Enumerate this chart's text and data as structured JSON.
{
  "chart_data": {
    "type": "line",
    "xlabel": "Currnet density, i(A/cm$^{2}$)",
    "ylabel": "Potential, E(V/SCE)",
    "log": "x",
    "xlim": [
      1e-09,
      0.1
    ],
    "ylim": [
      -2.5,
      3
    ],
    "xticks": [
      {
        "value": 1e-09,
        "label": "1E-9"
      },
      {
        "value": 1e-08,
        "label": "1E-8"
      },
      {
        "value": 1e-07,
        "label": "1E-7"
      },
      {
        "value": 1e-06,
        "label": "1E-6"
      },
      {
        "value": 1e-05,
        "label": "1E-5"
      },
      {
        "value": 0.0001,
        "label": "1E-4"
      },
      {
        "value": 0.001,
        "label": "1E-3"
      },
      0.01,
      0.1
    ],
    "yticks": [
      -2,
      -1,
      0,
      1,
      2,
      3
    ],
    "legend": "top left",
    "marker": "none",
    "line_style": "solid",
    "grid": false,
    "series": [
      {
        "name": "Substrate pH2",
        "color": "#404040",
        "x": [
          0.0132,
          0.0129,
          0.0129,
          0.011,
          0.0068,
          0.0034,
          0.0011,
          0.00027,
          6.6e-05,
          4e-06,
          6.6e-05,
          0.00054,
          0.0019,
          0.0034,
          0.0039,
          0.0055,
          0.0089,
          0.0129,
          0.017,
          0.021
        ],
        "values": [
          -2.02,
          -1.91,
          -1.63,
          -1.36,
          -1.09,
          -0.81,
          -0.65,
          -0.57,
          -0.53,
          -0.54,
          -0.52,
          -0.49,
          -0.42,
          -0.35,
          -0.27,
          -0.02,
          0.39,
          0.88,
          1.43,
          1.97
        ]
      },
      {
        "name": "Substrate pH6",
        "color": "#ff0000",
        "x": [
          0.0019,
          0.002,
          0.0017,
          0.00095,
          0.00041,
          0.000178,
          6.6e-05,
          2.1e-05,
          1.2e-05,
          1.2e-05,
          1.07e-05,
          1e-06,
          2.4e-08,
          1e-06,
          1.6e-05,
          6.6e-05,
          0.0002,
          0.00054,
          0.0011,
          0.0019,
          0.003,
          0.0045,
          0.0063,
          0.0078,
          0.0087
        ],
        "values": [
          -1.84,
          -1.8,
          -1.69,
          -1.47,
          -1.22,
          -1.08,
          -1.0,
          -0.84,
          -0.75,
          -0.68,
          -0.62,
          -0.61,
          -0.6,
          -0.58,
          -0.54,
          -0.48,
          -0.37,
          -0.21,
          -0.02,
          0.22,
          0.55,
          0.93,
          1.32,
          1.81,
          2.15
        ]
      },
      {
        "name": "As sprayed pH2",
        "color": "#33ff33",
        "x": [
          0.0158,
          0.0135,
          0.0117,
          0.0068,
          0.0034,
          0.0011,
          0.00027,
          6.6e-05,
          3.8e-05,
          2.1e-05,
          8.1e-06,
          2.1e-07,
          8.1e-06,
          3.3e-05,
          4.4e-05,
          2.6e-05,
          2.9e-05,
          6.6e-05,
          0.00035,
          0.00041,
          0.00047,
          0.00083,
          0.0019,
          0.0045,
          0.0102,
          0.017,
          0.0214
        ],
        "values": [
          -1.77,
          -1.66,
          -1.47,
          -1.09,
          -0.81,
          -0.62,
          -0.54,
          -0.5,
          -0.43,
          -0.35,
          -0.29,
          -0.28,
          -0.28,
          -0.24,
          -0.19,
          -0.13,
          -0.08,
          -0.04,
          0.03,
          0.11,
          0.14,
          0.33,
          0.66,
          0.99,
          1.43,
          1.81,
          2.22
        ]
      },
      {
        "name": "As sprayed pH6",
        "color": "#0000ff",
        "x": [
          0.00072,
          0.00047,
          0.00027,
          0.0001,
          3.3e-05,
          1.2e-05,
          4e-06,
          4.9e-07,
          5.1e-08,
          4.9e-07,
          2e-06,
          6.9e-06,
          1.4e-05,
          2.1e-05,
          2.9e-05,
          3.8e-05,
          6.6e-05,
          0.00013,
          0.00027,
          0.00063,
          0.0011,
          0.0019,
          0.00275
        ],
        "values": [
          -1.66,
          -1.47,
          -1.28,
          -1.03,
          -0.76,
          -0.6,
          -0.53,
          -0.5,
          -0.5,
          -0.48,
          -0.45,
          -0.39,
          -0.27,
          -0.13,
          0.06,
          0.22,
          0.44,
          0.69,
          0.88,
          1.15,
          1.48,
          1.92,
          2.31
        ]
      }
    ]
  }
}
=====
#### To do:
Search the entries for the word "name", then list each line that holds it.

#### Expected answer:
        "name": "Substrate pH2",
        "name": "Substrate pH6",
        "name": "As sprayed pH2",
        "name": "As sprayed pH6",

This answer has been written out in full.